▶ Exercise objective
Please rewrite every line of the listings below as a numbered list, leaving out any blank lines.

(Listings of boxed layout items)

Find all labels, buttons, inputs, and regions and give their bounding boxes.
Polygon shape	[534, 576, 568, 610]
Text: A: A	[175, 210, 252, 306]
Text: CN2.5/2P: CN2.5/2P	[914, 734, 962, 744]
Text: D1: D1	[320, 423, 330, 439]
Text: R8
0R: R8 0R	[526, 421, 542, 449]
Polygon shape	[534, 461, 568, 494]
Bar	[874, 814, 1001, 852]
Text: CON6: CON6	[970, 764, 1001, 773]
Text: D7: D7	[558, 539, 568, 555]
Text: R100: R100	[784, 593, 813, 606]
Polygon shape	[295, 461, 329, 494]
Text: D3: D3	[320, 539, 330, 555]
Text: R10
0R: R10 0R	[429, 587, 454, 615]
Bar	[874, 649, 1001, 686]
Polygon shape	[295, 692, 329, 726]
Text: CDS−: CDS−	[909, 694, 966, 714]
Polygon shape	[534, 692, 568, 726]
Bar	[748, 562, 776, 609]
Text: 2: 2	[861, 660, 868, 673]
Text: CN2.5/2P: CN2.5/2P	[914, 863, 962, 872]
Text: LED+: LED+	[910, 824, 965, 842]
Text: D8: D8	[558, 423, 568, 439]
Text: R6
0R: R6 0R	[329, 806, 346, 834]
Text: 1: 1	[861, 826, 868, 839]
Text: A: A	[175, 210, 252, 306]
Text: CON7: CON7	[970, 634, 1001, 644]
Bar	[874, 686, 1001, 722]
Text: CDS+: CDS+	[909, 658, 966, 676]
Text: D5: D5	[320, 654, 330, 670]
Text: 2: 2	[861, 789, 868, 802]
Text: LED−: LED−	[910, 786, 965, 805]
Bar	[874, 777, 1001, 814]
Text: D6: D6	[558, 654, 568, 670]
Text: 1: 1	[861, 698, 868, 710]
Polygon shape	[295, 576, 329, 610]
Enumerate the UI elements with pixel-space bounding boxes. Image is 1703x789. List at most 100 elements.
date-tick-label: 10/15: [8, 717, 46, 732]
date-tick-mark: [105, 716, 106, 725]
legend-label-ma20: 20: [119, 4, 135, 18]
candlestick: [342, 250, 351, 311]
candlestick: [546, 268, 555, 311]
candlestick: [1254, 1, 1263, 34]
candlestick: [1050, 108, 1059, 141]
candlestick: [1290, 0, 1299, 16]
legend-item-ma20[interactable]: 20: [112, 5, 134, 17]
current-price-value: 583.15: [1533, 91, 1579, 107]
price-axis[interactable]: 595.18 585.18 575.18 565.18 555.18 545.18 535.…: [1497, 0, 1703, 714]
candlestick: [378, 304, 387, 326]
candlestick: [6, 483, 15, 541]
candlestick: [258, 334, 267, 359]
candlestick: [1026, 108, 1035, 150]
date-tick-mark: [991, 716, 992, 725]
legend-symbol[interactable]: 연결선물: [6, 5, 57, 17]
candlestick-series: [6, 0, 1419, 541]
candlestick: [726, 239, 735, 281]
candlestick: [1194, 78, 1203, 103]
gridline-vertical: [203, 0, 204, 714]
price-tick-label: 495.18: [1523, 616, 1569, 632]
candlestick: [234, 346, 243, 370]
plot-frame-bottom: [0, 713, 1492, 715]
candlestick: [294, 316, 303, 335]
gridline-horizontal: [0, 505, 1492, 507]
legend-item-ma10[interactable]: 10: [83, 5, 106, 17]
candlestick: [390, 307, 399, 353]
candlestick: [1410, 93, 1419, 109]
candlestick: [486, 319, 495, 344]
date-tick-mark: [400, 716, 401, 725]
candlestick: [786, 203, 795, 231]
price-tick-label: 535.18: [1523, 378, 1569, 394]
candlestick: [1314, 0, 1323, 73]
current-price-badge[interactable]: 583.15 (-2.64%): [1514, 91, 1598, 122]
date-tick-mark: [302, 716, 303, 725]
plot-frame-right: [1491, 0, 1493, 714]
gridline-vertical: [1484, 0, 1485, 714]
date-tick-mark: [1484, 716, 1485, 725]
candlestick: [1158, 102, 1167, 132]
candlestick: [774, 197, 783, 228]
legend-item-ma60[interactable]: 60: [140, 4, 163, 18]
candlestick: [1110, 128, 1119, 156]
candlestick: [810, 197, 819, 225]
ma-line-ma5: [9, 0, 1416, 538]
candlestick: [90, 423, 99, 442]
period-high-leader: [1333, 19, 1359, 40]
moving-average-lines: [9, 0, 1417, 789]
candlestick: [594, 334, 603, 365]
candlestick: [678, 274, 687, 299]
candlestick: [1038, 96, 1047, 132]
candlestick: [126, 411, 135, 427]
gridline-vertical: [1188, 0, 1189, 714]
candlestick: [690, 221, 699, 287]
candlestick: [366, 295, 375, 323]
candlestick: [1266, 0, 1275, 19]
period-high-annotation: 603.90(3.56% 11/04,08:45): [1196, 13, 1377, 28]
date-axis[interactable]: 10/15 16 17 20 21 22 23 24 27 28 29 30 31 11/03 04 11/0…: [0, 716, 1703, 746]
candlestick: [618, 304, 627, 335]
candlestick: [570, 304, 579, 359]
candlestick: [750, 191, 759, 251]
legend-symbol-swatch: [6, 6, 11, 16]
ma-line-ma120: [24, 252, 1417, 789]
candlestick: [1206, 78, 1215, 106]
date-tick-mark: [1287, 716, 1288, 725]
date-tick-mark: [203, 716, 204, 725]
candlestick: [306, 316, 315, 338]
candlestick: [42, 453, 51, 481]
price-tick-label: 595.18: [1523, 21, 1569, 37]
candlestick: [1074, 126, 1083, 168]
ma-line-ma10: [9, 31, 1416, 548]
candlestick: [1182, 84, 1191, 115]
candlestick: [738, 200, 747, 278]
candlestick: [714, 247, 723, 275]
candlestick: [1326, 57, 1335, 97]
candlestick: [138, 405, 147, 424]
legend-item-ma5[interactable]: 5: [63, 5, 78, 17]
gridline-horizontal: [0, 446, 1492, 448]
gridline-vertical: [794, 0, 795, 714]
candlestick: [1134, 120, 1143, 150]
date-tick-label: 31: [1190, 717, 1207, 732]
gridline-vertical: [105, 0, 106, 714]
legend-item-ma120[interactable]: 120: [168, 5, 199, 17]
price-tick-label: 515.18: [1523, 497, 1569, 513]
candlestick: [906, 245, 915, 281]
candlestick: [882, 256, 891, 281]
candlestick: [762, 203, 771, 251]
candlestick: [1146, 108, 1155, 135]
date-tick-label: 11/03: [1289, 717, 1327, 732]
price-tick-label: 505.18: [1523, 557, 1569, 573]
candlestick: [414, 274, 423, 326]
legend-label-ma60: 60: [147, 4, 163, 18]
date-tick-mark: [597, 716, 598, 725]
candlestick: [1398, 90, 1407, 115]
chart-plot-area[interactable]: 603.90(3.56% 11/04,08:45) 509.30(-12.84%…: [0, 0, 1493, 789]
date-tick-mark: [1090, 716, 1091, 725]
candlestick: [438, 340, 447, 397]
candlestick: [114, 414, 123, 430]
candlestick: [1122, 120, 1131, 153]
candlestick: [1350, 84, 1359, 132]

▶ The answer
1. Find all labels, buttons, inputs, and regions and give their bounding boxes.
2. Polygon shape	[534, 576, 568, 610]
3. Text: A: A	[175, 210, 252, 306]
4. Text: CN2.5/2P: CN2.5/2P	[914, 734, 962, 744]
5. Text: D1: D1	[320, 423, 330, 439]
6. Text: R8
7. 0R: R8 0R	[526, 421, 542, 449]
8. Polygon shape	[534, 461, 568, 494]
9. Bar	[874, 814, 1001, 852]
10. Text: CON6: CON6	[970, 764, 1001, 773]
11. Text: D7: D7	[558, 539, 568, 555]
12. Text: R100: R100	[784, 593, 813, 606]
13. Polygon shape	[295, 461, 329, 494]
14. Text: D3: D3	[320, 539, 330, 555]
15. Text: R10
16. 0R: R10 0R	[429, 587, 454, 615]
17. Bar	[874, 649, 1001, 686]
18. Polygon shape	[295, 692, 329, 726]
19. Text: CDS−: CDS−	[909, 694, 966, 714]
20. Polygon shape	[534, 692, 568, 726]
21. Bar	[748, 562, 776, 609]
22. Text: 2: 2	[861, 660, 868, 673]
23. Text: CN2.5/2P: CN2.5/2P	[914, 863, 962, 872]
24. Text: LED+: LED+	[910, 824, 965, 842]
25. Text: D8: D8	[558, 423, 568, 439]
26. Text: R6
27. 0R: R6 0R	[329, 806, 346, 834]
28. Text: 1: 1	[861, 826, 868, 839]
29. Text: A: A	[175, 210, 252, 306]
30. Text: CON7: CON7	[970, 634, 1001, 644]
31. Bar	[874, 686, 1001, 722]
32. Text: CDS+: CDS+	[909, 658, 966, 676]
33. Text: D5: D5	[320, 654, 330, 670]
34. Text: 2: 2	[861, 789, 868, 802]
35. Text: LED−: LED−	[910, 786, 965, 805]
36. Bar	[874, 777, 1001, 814]
37. Text: D6: D6	[558, 654, 568, 670]
38. Text: 1: 1	[861, 698, 868, 710]
39. Polygon shape	[295, 576, 329, 610]
40. Enumerate the UI elements with pixel-space bounding boxes. Image is 1703x789. List at most 100 elements.
41. date-tick-label: 10/15: [8, 717, 46, 732]
42. date-tick-mark: [105, 716, 106, 725]
43. legend-label-ma20: 20: [119, 4, 135, 18]
44. candlestick: [342, 250, 351, 311]
45. candlestick: [546, 268, 555, 311]
46. candlestick: [1254, 1, 1263, 34]
47. candlestick: [1050, 108, 1059, 141]
48. candlestick: [1290, 0, 1299, 16]
49. legend-item-ma20[interactable]: 20: [112, 5, 134, 17]
50. current-price-value: 583.15: [1533, 91, 1579, 107]
51. price-axis[interactable]: 595.18 585.18 575.18 565.18 555.18 545.18 535.…: [1497, 0, 1703, 714]
52. candlestick: [378, 304, 387, 326]
53. candlestick: [6, 483, 15, 541]
54. candlestick: [258, 334, 267, 359]
55. candlestick: [1026, 108, 1035, 150]
56. date-tick-mark: [991, 716, 992, 725]
57. legend-symbol[interactable]: 연결선물: [6, 5, 57, 17]
58. candlestick-series: [6, 0, 1419, 541]
59. candlestick: [726, 239, 735, 281]
60. candlestick: [1194, 78, 1203, 103]
61. gridline-vertical: [203, 0, 204, 714]
62. price-tick-label: 495.18: [1523, 616, 1569, 632]
63. candlestick: [234, 346, 243, 370]
64. plot-frame-bottom: [0, 713, 1492, 715]
65. candlestick: [294, 316, 303, 335]
66. gridline-horizontal: [0, 505, 1492, 507]
67. legend-item-ma10[interactable]: 10: [83, 5, 106, 17]
68. candlestick: [390, 307, 399, 353]
69. candlestick: [1410, 93, 1419, 109]
70. candlestick: [486, 319, 495, 344]
71. date-tick-mark: [400, 716, 401, 725]
72. candlestick: [786, 203, 795, 231]
73. price-tick-label: 535.18: [1523, 378, 1569, 394]
74. candlestick: [1314, 0, 1323, 73]
75. current-price-badge[interactable]: 583.15 (-2.64%): [1514, 91, 1598, 122]
76. date-tick-mark: [302, 716, 303, 725]
77. plot-frame-right: [1491, 0, 1493, 714]
78. gridline-vertical: [1484, 0, 1485, 714]
79. date-tick-mark: [1484, 716, 1485, 725]
80. candlestick: [1158, 102, 1167, 132]
81. candlestick: [774, 197, 783, 228]
82. legend-item-ma60[interactable]: 60: [140, 4, 163, 18]
83. candlestick: [1110, 128, 1119, 156]
84. candlestick: [810, 197, 819, 225]
85. ma-line-ma5: [9, 0, 1416, 538]
86. candlestick: [90, 423, 99, 442]
87. period-high-leader: [1333, 19, 1359, 40]
88. moving-average-lines: [9, 0, 1417, 789]
89. candlestick: [594, 334, 603, 365]
90. candlestick: [678, 274, 687, 299]
91. candlestick: [1038, 96, 1047, 132]
92. candlestick: [126, 411, 135, 427]
93. gridline-vertical: [1188, 0, 1189, 714]
94. candlestick: [690, 221, 699, 287]
95. candlestick: [366, 295, 375, 323]
96. candlestick: [1266, 0, 1275, 19]
97. period-high-annotation: 603.90(3.56% 11/04,08:45): [1196, 13, 1377, 28]
98. date-axis[interactable]: 10/15 16 17 20 21 22 23 24 27 28 29 30 31 11/03 04 11/0…: [0, 716, 1703, 746]
99. candlestick: [618, 304, 627, 335]
100. candlestick: [570, 304, 579, 359]
101. candlestick: [750, 191, 759, 251]
102. legend-symbol-swatch: [6, 6, 11, 16]
103. ma-line-ma120: [24, 252, 1417, 789]
104. candlestick: [1206, 78, 1215, 106]
105. date-tick-mark: [1287, 716, 1288, 725]
106. date-tick-mark: [203, 716, 204, 725]
107. candlestick: [306, 316, 315, 338]
108. candlestick: [42, 453, 51, 481]
109. price-tick-label: 595.18: [1523, 21, 1569, 37]
110. candlestick: [1074, 126, 1083, 168]
111. ma-line-ma10: [9, 31, 1416, 548]
112. candlestick: [1182, 84, 1191, 115]
113. candlestick: [738, 200, 747, 278]
114. candlestick: [714, 247, 723, 275]
115. candlestick: [1326, 57, 1335, 97]
116. candlestick: [138, 405, 147, 424]
117. legend-item-ma5[interactable]: 5: [63, 5, 78, 17]
118. gridline-horizontal: [0, 446, 1492, 448]
119. gridline-vertical: [794, 0, 795, 714]
120. candlestick: [1134, 120, 1143, 150]
121. date-tick-label: 31: [1190, 717, 1207, 732]
122. gridline-vertical: [105, 0, 106, 714]
123. legend-item-ma120[interactable]: 120: [168, 5, 199, 17]
124. price-tick-label: 515.18: [1523, 497, 1569, 513]
125. candlestick: [906, 245, 915, 281]
126. candlestick: [882, 256, 891, 281]
127. candlestick: [762, 203, 771, 251]
128. candlestick: [1146, 108, 1155, 135]
129. date-tick-label: 11/03: [1289, 717, 1327, 732]
130. price-tick-label: 505.18: [1523, 557, 1569, 573]
131. candlestick: [414, 274, 423, 326]
132. legend-label-ma60: 60: [147, 4, 163, 18]
133. date-tick-mark: [597, 716, 598, 725]
134. candlestick: [1398, 90, 1407, 115]
135. chart-plot-area[interactable]: 603.90(3.56% 11/04,08:45) 509.30(-12.84%…: [0, 0, 1493, 789]
136. date-tick-mark: [1090, 716, 1091, 725]
137. candlestick: [438, 340, 447, 397]
138. candlestick: [114, 414, 123, 430]
139. candlestick: [1122, 120, 1131, 153]
140. candlestick: [1350, 84, 1359, 132]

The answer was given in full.